Entries with figure data
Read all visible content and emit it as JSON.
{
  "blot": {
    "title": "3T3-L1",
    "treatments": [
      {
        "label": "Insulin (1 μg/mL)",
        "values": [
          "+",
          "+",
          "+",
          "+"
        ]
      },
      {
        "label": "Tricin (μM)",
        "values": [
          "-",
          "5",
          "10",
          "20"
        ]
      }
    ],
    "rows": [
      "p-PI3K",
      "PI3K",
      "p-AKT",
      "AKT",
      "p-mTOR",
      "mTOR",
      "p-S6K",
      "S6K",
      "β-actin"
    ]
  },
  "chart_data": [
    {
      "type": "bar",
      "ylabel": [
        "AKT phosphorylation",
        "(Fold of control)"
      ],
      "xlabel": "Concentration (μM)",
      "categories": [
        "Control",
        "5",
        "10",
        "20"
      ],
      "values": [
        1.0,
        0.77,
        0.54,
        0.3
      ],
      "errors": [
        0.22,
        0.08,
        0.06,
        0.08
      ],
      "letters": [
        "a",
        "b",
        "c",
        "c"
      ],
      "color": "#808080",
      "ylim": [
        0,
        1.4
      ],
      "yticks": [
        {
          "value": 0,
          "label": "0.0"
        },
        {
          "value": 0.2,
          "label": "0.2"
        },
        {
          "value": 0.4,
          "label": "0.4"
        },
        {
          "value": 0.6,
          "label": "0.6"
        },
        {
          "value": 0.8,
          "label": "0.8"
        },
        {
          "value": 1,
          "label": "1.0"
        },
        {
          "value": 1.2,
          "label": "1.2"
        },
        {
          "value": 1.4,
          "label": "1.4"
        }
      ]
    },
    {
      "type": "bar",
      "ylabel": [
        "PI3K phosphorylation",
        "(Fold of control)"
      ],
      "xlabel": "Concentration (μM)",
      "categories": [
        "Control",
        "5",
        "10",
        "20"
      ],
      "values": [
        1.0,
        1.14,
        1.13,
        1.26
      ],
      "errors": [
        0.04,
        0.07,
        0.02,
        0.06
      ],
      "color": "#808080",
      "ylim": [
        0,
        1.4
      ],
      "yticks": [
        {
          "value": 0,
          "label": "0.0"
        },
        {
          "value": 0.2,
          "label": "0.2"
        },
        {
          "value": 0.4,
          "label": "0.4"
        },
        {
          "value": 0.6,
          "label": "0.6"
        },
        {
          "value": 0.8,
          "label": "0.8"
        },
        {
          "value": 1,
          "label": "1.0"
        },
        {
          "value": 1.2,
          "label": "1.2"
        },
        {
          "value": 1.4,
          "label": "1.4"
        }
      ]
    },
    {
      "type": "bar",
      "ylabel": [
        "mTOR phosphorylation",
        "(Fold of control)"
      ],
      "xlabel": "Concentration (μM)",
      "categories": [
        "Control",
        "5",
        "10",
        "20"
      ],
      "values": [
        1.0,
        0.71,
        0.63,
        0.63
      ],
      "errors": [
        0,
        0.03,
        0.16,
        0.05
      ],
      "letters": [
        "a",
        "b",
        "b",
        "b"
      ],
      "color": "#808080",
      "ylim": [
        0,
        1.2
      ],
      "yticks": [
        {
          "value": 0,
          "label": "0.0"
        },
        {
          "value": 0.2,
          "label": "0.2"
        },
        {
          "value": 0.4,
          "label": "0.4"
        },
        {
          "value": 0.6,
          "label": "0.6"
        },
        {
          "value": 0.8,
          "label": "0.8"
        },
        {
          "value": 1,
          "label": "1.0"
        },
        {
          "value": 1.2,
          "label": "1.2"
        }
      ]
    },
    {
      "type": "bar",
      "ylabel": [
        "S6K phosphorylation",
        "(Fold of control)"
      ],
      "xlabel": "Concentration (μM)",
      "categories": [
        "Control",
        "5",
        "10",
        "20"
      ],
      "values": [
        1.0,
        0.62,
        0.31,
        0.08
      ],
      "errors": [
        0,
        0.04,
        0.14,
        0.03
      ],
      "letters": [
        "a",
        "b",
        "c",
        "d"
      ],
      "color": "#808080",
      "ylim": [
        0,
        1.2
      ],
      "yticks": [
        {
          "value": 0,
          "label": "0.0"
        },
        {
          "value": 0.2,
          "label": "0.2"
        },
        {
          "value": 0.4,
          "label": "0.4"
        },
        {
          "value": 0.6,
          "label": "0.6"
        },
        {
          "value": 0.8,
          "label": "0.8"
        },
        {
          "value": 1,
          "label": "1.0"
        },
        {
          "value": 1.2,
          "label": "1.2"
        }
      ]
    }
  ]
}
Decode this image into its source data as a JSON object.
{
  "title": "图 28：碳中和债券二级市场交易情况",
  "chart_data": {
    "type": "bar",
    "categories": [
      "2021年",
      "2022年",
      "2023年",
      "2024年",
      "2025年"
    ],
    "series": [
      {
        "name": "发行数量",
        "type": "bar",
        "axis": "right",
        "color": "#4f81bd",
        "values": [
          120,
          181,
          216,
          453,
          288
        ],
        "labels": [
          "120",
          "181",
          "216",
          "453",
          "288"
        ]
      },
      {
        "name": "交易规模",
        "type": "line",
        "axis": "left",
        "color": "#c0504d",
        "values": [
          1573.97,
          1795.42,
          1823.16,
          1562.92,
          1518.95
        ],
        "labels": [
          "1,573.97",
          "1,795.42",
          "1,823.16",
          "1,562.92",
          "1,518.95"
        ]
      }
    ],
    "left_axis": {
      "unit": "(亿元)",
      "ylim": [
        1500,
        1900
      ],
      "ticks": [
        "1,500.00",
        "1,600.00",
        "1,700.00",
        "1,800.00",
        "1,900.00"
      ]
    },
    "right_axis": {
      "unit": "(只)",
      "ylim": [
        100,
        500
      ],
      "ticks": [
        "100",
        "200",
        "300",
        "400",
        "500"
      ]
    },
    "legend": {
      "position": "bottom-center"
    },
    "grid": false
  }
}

What is asked: Repeat the lines from the one containing "Decode this image" through the end of the listing, exactly and without any other lines; both ends are included.

Correct result:
Decode this image into its source data as a JSON object.
{
  "title": "图 28：碳中和债券二级市场交易情况",
  "chart_data": {
    "type": "bar",
    "categories": [
      "2021年",
      "2022年",
      "2023年",
      "2024年",
      "2025年"
    ],
    "series": [
      {
        "name": "发行数量",
        "type": "bar",
        "axis": "right",
        "color": "#4f81bd",
        "values": [
          120,
          181,
          216,
          453,
          288
        ],
        "labels": [
          "120",
          "181",
          "216",
          "453",
          "288"
        ]
      },
      {
        "name": "交易规模",
        "type": "line",
        "axis": "left",
        "color": "#c0504d",
        "values": [
          1573.97,
          1795.42,
          1823.16,
          1562.92,
          1518.95
        ],
        "labels": [
          "1,573.97",
          "1,795.42",
          "1,823.16",
          "1,562.92",
          "1,518.95"
        ]
      }
    ],
    "left_axis": {
      "unit": "(亿元)",
      "ylim": [
        1500,
        1900
      ],
      "ticks": [
        "1,500.00",
        "1,600.00",
        "1,700.00",
        "1,800.00",
        "1,900.00"
      ]
    },
    "right_axis": {
      "unit": "(只)",
      "ylim": [
        100,
        500
      ],
      "ticks": [
        "100",
        "200",
        "300",
        "400",
        "500"
      ]
    },
    "legend": {
      "position": "bottom-center"
    },
    "grid": false
  }
}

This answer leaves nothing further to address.